## Extracted data
★ ★ ★

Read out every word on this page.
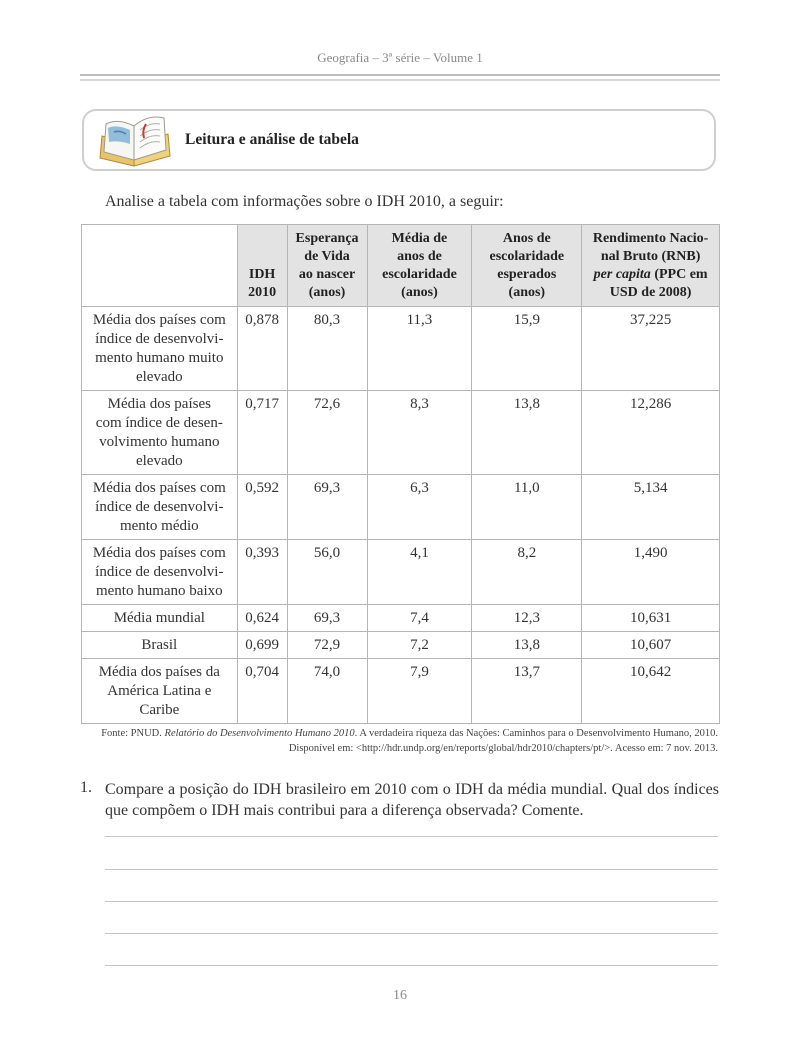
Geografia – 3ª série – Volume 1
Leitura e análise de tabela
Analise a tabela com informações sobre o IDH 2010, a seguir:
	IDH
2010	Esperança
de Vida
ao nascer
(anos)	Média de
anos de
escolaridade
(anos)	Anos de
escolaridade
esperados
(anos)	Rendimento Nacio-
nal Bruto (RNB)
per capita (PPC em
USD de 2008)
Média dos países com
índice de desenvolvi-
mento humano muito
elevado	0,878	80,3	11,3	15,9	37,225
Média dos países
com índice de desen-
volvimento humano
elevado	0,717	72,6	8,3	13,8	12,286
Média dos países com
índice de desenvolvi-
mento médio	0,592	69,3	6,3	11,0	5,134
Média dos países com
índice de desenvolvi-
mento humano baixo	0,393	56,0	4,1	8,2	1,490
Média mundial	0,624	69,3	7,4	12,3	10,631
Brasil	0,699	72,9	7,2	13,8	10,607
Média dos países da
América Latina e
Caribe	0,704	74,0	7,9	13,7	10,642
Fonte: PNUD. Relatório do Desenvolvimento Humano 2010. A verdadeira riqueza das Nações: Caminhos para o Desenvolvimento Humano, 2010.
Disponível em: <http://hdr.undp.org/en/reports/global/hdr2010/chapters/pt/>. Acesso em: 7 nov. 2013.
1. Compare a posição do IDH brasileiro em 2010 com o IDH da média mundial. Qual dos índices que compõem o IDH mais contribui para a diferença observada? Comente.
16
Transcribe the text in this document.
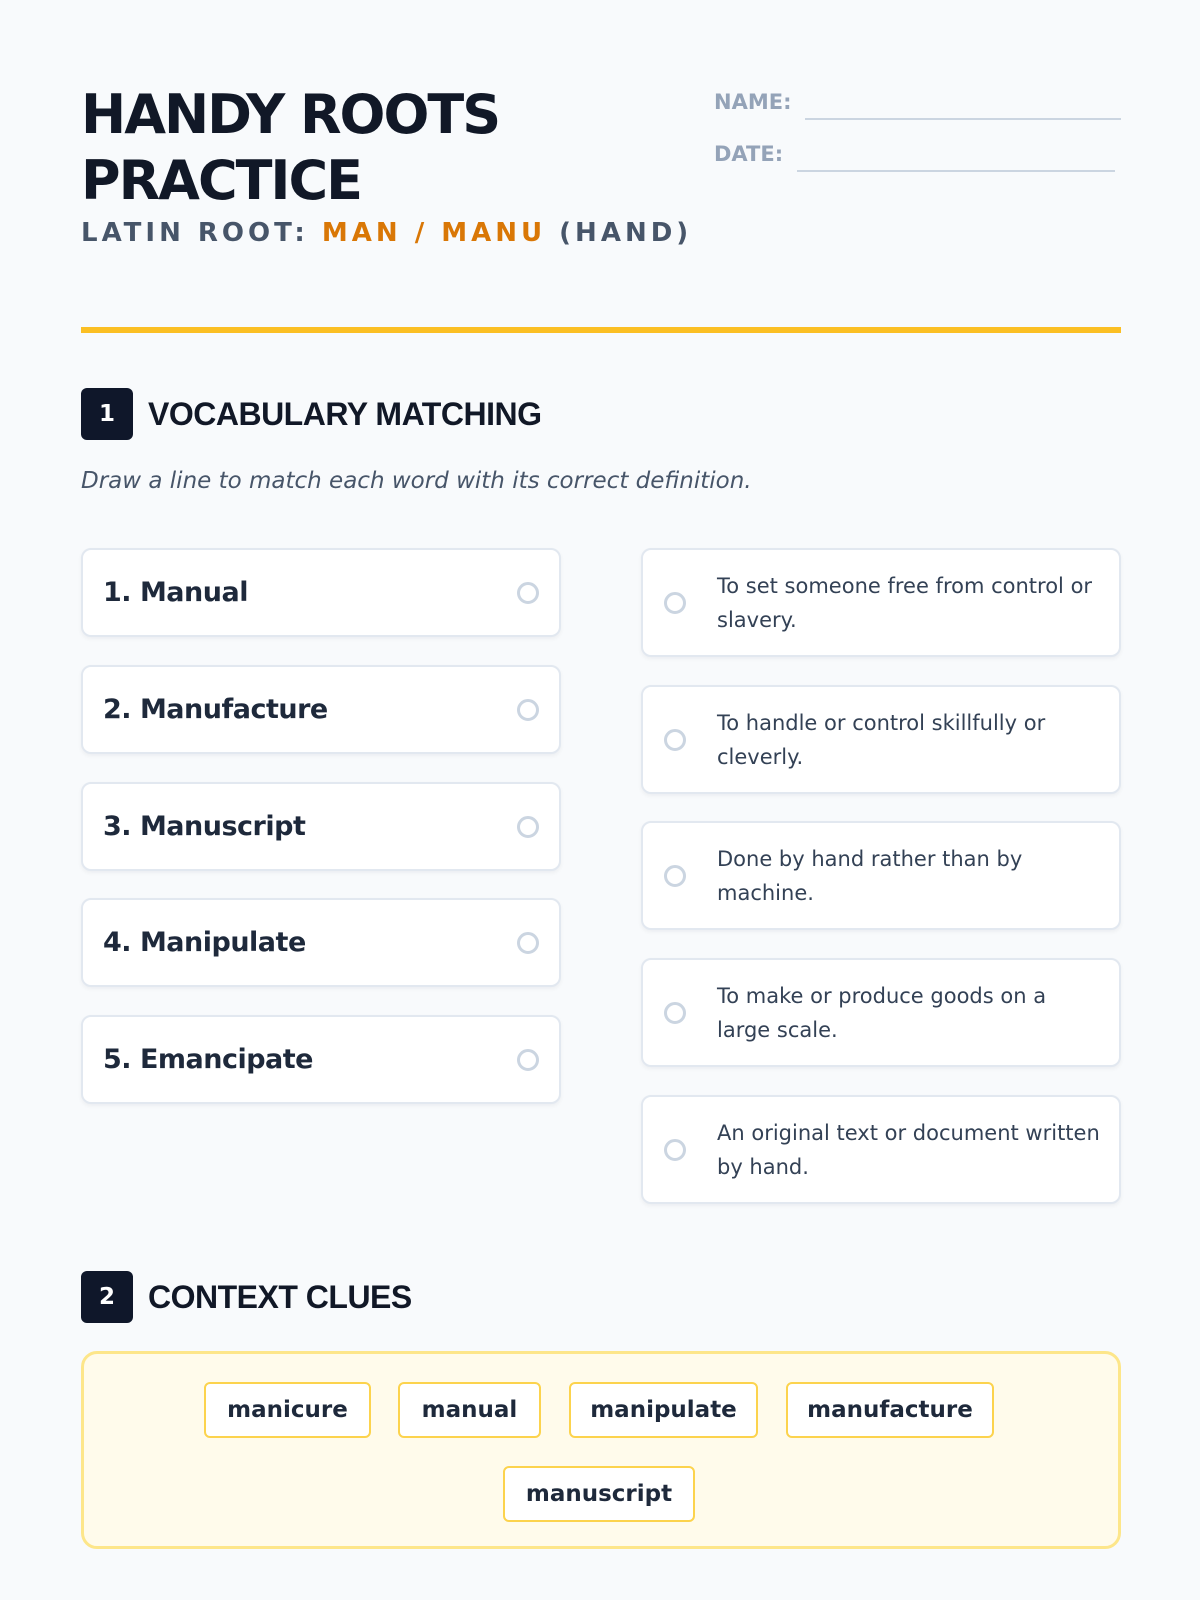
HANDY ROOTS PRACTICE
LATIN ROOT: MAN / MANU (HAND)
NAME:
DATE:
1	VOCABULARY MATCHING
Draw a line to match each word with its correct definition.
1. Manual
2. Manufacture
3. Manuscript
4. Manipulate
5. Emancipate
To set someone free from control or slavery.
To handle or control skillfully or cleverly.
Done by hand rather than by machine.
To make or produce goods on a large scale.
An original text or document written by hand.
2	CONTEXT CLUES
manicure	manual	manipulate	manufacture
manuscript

★ ★ ★

## What to produce
Can you repeat every record above exactly, apart from the pictures?

## Reply to the exercise
Read out every word on this page.
Geografia – 3ª série – Volume 1
Leitura e análise de tabela
Analise a tabela com informações sobre o IDH 2010, a seguir:
	IDH
2010	Esperança
de Vida
ao nascer
(anos)	Média de
anos de
escolaridade
(anos)	Anos de
escolaridade
esperados
(anos)	Rendimento Nacio-
nal Bruto (RNB)
per capita (PPC em
USD de 2008)
Média dos países com
índice de desenvolvi-
mento humano muito
elevado	0,878	80,3	11,3	15,9	37,225
Média dos países
com índice de desen-
volvimento humano
elevado	0,717	72,6	8,3	13,8	12,286
Média dos países com
índice de desenvolvi-
mento médio	0,592	69,3	6,3	11,0	5,134
Média dos países com
índice de desenvolvi-
mento humano baixo	0,393	56,0	4,1	8,2	1,490
Média mundial	0,624	69,3	7,4	12,3	10,631
Brasil	0,699	72,9	7,2	13,8	10,607
Média dos países da
América Latina e
Caribe	0,704	74,0	7,9	13,7	10,642
Fonte: PNUD. Relatório do Desenvolvimento Humano 2010. A verdadeira riqueza das Nações: Caminhos para o Desenvolvimento Humano, 2010.
Disponível em: <http://hdr.undp.org/en/reports/global/hdr2010/chapters/pt/>. Acesso em: 7 nov. 2013.
1. Compare a posição do IDH brasileiro em 2010 com o IDH da média mundial. Qual dos índices que compõem o IDH mais contribui para a diferença observada? Comente.
16
Transcribe the text in this document.
HANDY ROOTS PRACTICE
LATIN ROOT: MAN / MANU (HAND)
NAME:
DATE:
1	VOCABULARY MATCHING
Draw a line to match each word with its correct definition.
1. Manual
2. Manufacture
3. Manuscript
4. Manipulate
5. Emancipate
To set someone free from control or slavery.
To handle or control skillfully or cleverly.
Done by hand rather than by machine.
To make or produce goods on a large scale.
An original text or document written by hand.
2	CONTEXT CLUES
manicure	manual	manipulate	manufacture
manuscript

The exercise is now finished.